**What the task asks:**
Write out the whole listing again, exactly.

**Data for processing:**
○ ○ ○

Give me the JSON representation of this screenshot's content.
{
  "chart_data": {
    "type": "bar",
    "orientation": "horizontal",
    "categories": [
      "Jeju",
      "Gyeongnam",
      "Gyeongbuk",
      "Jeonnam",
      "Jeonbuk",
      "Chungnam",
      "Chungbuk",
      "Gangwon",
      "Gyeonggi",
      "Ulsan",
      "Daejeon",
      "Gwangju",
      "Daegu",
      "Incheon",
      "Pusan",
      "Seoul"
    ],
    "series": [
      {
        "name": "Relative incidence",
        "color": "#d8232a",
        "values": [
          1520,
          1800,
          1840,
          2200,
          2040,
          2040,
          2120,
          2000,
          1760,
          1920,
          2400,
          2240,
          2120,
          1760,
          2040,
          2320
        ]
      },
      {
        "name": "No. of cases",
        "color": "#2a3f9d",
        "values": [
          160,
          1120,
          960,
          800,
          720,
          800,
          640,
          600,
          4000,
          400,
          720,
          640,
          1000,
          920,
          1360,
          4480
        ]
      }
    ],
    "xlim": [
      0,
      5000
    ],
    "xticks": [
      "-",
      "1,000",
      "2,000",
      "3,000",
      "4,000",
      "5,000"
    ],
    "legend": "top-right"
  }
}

○ ○ ○

**Task response:**
Give me the JSON representation of this screenshot's content.
{
  "chart_data": {
    "type": "bar",
    "orientation": "horizontal",
    "categories": [
      "Jeju",
      "Gyeongnam",
      "Gyeongbuk",
      "Jeonnam",
      "Jeonbuk",
      "Chungnam",
      "Chungbuk",
      "Gangwon",
      "Gyeonggi",
      "Ulsan",
      "Daejeon",
      "Gwangju",
      "Daegu",
      "Incheon",
      "Pusan",
      "Seoul"
    ],
    "series": [
      {
        "name": "Relative incidence",
        "color": "#d8232a",
        "values": [
          1520,
          1800,
          1840,
          2200,
          2040,
          2040,
          2120,
          2000,
          1760,
          1920,
          2400,
          2240,
          2120,
          1760,
          2040,
          2320
        ]
      },
      {
        "name": "No. of cases",
        "color": "#2a3f9d",
        "values": [
          160,
          1120,
          960,
          800,
          720,
          800,
          640,
          600,
          4000,
          400,
          720,
          640,
          1000,
          920,
          1360,
          4480
        ]
      }
    ],
    "xlim": [
      0,
      5000
    ],
    "xticks": [
      "-",
      "1,000",
      "2,000",
      "3,000",
      "4,000",
      "5,000"
    ],
    "legend": "top-right"
  }
}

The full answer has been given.